+++ SELECTED EXTRACT +++

Erectile dysfunction in general medicine

Paul Grant 1,, Graham Jackson 2,3, Irfan Baig 4, John Quin 4
PMCID: PMC4952627  PMID: 23681859

Abstract

Erectile dysfunction (ED) affects millions of men worldwide with implications that go far beyond sexual activity. ED is now recognised as an early marker of cardiovascular disease, diabetes mellitus (DM) and depression. The risk factors that are associated with ED (sedentary lifestyle, obesity, smoking, hypercholesterolaemia and the metabolic syndrome) are very similar to those for cardiovascular disease (CVD). Arguably, the awareness of ED as a symptomatic entity in the post-Viagra™ age is on the rise. Nevertheless, ED is commonly missed when evaluating patients in the hospital setting, either because of lack of consideration or awareness, or through simple embarrassment (of both clinician and patient). This article provides an overview of the aetiology, assessment and importance of ED and hopes to promote its consideration in day-to-day clinical practice.

Introduction

Erectile dysfunction (ED) is a common medical problem that is frequently overlooked by clinicians. The seminal Massachusetts Male Ageing study revealed that in a healthy population of men in New England aged 40–70, 52% had ED (Fig 1).1 What was especially interesting about this research was that multiple correlates were identified. These included diabetes, among other chronic diseases, as well as additional age-related modifiable phenomena such as cardiovascular risk factors.

Fig 1.

Fig 1.

Prevalence of erectile dysfunction in men taking part in the Massachusetts male ageing study.

+++

* _EXERCISE 1_
Write out the passage of the erectile dysfunction article that starts with the words containing "Introduction" and ends with "male ageing study.".
* _EXERCISE 2_
Condense the paragraph of the erectile dysfunction article beginning "Erectile dysfunction (ED) is a common medical problem" into two sentences, keeping its main facts.
The material that comes next has no connection to the erectile dysfunction article.

+++ EXERCISE DATA +++

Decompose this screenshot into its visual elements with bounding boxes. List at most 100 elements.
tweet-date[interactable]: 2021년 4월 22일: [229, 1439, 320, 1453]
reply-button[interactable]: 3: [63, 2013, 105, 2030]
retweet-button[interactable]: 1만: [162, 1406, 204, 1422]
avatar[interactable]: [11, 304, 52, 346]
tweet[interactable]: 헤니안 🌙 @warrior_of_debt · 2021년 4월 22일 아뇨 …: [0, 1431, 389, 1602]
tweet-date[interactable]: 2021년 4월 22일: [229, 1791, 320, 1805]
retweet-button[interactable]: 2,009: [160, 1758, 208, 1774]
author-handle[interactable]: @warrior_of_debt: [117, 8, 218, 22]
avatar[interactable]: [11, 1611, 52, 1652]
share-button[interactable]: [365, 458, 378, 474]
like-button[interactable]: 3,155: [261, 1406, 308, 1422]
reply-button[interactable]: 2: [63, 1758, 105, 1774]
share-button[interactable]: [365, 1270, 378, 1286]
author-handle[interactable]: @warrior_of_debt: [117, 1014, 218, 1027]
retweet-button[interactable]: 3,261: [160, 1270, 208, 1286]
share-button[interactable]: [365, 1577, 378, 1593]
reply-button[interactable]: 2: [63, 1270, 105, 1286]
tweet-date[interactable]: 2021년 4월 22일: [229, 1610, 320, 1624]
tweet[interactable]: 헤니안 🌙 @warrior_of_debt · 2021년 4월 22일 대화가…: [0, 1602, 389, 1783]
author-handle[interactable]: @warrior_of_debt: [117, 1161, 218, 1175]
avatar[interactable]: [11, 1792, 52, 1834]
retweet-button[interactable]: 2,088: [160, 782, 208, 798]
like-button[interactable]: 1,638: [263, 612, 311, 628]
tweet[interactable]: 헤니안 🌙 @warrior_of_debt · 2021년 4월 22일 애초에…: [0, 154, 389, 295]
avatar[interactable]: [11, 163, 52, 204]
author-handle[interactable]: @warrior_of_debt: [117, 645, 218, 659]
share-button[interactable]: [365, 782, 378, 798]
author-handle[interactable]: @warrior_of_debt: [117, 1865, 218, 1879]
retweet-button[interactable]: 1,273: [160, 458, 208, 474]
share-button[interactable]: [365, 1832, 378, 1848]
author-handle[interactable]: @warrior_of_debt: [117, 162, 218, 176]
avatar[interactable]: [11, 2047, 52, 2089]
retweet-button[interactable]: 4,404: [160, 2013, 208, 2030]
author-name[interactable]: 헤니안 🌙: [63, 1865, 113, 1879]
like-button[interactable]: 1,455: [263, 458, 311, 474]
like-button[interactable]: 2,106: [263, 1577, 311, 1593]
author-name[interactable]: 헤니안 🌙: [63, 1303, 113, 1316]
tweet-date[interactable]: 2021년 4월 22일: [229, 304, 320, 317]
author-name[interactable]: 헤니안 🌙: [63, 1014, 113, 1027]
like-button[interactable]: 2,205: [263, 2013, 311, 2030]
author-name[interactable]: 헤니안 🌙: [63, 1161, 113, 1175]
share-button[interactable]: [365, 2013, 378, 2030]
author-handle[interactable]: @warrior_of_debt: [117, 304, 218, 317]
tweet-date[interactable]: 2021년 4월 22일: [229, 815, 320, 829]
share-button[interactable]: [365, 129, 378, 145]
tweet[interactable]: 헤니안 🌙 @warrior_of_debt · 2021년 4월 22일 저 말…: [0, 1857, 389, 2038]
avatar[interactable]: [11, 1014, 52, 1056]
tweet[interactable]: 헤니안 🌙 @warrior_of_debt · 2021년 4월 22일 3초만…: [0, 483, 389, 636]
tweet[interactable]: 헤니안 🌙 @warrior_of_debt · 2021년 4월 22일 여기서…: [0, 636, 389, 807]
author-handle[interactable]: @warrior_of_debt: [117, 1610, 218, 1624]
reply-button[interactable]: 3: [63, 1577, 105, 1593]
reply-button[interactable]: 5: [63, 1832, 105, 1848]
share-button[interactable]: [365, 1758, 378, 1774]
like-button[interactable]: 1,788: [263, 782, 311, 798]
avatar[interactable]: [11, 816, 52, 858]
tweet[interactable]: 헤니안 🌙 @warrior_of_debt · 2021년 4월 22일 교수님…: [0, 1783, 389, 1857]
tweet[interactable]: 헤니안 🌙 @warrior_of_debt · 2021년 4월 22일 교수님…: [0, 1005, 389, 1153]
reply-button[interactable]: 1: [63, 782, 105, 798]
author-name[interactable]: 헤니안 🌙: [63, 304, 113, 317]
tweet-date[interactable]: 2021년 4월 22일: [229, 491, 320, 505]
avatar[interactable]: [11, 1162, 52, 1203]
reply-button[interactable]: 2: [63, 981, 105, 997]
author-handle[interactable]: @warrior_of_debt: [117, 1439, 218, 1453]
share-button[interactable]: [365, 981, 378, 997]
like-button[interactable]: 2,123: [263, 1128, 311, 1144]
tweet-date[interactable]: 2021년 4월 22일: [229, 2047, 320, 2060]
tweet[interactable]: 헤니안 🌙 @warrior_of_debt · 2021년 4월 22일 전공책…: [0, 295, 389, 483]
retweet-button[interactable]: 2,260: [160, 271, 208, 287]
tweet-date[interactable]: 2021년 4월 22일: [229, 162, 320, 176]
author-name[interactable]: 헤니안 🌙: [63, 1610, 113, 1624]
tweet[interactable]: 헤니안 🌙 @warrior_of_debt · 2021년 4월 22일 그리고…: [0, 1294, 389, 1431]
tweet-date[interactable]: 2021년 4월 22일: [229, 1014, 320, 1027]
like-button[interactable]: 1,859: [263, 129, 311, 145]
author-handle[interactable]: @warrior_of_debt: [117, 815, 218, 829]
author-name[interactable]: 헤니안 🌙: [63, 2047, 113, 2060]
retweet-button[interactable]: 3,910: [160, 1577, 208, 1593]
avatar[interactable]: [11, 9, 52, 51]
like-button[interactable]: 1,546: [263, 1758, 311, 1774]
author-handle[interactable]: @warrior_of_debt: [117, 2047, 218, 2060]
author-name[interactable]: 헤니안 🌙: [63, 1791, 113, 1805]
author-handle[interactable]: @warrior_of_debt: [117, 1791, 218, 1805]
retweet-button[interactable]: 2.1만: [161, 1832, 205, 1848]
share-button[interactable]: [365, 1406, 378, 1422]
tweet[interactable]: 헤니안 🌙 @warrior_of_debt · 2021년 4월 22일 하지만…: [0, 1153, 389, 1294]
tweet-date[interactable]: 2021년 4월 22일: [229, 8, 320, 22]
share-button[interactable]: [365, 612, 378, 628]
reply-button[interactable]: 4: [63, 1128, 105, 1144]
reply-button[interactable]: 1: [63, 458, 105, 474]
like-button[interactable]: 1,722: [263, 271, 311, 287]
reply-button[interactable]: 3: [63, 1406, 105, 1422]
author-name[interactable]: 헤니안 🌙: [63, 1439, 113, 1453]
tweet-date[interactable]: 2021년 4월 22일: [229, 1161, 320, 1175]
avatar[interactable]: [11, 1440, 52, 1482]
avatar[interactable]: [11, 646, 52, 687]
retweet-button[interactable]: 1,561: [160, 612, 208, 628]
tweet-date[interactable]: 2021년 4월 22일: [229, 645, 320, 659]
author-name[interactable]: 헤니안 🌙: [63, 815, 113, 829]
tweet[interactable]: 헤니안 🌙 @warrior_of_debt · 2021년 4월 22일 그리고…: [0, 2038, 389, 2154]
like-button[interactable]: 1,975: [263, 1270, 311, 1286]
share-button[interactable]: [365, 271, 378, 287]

+++

* _TASK ANSWER 1_
Introduction

Erectile dysfunction (ED) is a common medical problem that is frequently overlooked by clinicians. The seminal Massachusetts Male Ageing study revealed that in a healthy population of men in New England aged 40–70, 52% had ED (Fig 1).1 What was especially interesting about this research was that multiple correlates were identified. These included diabetes, among other chronic diseases, as well as additional age-related modifiable phenomena such as cardiovascular risk factors.

Fig 1.

Fig 1.

Prevalence of erectile dysfunction in men taking part in the Massachusetts male ageing study.

* _TASK ANSWER 2_
Erectile dysfunction (ED) is common but often overlooked by clinicians. The Massachusetts Male Ageing study found that 52% of healthy New England men aged 40–70 had ED and identified multiple correlates, including diabetes and other chronic diseases as well as age-related modifiable factors such as cardiovascular risk factors.